Dataset rows

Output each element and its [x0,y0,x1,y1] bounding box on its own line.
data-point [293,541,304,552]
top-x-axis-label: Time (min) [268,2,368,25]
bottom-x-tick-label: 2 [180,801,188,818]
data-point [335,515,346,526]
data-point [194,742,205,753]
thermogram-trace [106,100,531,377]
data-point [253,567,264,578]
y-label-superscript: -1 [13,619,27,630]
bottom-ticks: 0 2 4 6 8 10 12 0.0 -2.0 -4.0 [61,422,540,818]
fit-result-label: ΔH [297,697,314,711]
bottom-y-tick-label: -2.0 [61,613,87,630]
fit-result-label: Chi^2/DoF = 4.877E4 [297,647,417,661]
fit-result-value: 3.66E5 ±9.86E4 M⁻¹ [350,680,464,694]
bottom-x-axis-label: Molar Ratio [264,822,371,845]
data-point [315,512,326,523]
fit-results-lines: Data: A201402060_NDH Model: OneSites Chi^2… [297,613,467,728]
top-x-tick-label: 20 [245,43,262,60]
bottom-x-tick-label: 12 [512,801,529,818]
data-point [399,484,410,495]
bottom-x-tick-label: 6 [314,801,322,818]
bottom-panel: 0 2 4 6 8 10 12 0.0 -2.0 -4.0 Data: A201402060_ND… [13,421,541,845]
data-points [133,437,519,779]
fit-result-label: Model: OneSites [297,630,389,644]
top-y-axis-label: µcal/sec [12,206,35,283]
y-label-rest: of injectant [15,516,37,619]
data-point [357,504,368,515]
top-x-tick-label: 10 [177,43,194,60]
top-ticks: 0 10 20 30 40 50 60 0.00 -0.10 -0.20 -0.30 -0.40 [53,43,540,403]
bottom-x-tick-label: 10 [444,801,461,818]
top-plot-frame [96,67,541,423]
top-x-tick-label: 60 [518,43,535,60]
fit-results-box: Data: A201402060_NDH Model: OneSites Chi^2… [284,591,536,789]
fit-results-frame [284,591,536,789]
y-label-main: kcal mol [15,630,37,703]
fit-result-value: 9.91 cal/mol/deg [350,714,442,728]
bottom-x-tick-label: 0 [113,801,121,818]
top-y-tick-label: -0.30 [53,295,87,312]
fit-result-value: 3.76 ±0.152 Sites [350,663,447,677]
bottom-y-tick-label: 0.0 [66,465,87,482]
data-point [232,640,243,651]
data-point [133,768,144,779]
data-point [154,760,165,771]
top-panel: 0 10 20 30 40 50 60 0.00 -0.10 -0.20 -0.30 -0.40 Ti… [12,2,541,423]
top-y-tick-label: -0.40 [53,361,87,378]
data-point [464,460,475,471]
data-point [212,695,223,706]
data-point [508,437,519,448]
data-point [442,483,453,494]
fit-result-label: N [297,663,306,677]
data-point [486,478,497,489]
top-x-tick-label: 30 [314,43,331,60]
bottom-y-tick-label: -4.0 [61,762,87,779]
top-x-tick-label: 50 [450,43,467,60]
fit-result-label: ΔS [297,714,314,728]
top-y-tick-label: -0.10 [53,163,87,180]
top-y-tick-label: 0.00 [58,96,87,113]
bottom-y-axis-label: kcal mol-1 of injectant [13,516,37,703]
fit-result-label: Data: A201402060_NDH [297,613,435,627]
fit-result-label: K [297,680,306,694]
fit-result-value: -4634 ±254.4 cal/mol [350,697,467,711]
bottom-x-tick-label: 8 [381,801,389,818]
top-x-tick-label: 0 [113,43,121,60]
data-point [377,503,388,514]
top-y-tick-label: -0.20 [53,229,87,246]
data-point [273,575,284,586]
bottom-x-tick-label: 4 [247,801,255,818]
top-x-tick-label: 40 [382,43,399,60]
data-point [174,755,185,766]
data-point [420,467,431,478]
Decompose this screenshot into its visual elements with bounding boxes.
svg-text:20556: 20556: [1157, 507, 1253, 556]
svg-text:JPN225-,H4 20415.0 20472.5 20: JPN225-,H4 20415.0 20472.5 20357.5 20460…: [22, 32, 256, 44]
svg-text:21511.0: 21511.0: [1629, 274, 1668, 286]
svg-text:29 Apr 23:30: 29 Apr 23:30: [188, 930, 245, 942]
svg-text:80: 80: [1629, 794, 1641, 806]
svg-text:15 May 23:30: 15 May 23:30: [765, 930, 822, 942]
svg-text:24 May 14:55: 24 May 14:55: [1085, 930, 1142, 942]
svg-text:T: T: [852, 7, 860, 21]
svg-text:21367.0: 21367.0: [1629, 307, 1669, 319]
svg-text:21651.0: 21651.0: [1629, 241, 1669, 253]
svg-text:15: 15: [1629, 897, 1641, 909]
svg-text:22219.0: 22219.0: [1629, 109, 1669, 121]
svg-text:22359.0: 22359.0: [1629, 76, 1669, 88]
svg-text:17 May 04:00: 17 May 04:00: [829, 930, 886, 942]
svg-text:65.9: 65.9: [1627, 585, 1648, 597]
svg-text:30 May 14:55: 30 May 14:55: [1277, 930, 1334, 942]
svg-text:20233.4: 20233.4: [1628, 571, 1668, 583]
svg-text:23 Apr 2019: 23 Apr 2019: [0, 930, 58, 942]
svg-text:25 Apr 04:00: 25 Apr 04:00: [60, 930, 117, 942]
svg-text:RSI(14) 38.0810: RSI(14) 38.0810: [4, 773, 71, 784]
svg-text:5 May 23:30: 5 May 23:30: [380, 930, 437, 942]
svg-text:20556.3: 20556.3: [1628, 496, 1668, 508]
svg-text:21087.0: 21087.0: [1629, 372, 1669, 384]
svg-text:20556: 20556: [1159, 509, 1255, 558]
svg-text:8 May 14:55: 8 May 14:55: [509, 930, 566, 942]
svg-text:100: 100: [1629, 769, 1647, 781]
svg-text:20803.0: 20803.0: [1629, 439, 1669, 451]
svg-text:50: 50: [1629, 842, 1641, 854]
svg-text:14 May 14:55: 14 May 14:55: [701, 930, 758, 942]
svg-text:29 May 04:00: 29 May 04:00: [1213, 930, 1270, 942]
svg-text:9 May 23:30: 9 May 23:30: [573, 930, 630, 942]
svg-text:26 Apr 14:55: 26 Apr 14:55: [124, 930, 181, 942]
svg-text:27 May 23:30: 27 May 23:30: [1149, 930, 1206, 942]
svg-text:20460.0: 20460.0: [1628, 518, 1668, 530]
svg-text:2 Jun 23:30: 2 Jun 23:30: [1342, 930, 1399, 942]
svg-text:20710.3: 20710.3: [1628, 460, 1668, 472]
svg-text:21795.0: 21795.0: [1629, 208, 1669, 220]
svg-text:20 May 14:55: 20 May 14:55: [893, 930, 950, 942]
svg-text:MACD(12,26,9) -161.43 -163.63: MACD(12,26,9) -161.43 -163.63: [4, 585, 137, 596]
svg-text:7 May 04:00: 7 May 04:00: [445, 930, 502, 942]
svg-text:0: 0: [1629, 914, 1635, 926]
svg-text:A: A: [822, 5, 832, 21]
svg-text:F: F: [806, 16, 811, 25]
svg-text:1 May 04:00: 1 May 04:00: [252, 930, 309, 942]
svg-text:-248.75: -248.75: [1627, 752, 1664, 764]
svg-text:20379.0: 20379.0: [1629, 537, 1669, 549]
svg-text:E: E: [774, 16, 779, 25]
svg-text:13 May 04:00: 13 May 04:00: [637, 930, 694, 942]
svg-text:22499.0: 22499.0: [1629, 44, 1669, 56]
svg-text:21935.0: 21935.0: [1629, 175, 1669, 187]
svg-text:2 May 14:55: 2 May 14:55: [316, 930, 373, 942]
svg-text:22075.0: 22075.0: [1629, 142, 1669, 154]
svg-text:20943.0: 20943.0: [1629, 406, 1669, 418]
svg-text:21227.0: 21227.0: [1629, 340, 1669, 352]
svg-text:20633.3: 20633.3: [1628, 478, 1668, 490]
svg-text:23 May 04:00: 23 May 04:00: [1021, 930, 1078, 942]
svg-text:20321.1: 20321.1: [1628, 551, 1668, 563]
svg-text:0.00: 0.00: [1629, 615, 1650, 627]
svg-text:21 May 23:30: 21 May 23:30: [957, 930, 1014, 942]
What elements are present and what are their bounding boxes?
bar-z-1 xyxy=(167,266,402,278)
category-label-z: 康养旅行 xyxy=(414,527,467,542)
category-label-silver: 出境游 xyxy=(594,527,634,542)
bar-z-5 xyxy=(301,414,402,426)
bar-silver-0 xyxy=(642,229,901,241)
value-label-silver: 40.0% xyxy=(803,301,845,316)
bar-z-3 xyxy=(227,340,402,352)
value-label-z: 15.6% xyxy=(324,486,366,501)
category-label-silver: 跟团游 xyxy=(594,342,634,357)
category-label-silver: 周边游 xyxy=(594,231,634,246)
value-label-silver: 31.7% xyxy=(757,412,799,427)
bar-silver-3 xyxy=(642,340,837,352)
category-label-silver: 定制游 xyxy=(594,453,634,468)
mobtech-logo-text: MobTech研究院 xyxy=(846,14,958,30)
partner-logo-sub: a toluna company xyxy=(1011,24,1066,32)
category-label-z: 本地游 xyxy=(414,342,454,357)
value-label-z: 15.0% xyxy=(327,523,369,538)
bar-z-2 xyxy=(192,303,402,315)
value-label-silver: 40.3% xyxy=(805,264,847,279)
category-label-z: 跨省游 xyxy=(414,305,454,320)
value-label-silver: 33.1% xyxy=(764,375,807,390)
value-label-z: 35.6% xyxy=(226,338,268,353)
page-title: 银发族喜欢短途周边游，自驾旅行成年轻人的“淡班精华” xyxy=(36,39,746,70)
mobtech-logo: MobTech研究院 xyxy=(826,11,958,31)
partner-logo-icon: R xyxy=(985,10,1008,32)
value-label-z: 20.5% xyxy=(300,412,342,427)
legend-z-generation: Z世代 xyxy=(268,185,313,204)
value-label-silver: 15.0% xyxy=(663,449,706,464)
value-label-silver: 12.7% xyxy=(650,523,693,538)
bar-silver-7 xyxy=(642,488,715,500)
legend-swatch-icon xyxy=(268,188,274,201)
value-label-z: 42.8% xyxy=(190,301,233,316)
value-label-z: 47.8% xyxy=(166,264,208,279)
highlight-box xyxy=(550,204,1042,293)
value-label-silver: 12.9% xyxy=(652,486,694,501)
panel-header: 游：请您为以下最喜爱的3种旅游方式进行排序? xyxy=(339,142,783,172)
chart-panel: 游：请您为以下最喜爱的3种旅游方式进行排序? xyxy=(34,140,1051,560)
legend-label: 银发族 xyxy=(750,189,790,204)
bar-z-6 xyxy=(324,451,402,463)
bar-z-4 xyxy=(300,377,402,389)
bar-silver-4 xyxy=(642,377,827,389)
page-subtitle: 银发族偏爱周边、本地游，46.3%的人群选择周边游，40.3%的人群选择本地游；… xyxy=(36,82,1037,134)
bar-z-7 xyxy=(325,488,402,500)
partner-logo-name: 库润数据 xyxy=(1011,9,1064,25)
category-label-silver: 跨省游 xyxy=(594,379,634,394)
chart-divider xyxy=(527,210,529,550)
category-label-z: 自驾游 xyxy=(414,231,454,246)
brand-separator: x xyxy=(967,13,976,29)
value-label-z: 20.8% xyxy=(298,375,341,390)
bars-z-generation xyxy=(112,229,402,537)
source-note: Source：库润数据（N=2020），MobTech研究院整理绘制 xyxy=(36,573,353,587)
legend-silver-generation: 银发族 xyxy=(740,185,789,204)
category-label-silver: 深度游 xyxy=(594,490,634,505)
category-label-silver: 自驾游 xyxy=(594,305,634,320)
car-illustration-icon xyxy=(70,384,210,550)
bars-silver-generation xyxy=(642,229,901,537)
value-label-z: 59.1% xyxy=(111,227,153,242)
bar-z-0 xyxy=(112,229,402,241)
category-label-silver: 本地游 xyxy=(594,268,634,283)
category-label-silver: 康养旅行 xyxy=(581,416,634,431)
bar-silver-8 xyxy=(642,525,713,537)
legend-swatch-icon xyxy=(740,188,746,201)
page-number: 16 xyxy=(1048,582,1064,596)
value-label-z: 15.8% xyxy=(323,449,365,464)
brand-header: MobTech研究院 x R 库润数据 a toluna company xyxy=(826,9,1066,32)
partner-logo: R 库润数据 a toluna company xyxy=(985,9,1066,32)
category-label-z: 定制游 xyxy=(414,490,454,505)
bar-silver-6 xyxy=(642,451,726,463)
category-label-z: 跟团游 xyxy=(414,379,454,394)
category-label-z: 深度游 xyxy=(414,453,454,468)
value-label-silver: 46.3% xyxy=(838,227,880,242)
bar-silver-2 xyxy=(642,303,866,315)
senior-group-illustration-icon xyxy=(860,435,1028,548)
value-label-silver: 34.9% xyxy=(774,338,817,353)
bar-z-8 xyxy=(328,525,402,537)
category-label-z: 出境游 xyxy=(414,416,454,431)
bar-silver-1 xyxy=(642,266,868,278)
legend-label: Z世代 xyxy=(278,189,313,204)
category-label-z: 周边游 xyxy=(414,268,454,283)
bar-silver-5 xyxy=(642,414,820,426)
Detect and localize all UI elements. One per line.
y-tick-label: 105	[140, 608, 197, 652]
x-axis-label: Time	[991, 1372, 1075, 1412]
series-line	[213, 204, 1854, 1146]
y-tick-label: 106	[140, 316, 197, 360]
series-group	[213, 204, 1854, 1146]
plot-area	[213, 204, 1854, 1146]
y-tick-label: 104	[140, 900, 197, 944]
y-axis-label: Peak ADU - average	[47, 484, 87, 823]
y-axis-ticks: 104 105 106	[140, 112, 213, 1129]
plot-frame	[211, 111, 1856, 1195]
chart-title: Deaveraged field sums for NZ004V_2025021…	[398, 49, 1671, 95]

GIVEN PROBLEM: In the part that opens with the first of the rows and closes with the line containing "y-label-superscript: -1 [13,619,27,630]", replace "data-point" with "marker" and leave everything else unchanged.

TASK RESPONSE:
Output each element and its [x0,y0,x1,y1] bounding box on its own line.
marker [293,541,304,552]
top-x-axis-label: Time (min) [268,2,368,25]
bottom-x-tick-label: 2 [180,801,188,818]
marker [335,515,346,526]
marker [194,742,205,753]
thermogram-trace [106,100,531,377]
marker [253,567,264,578]
y-label-superscript: -1 [13,619,27,630]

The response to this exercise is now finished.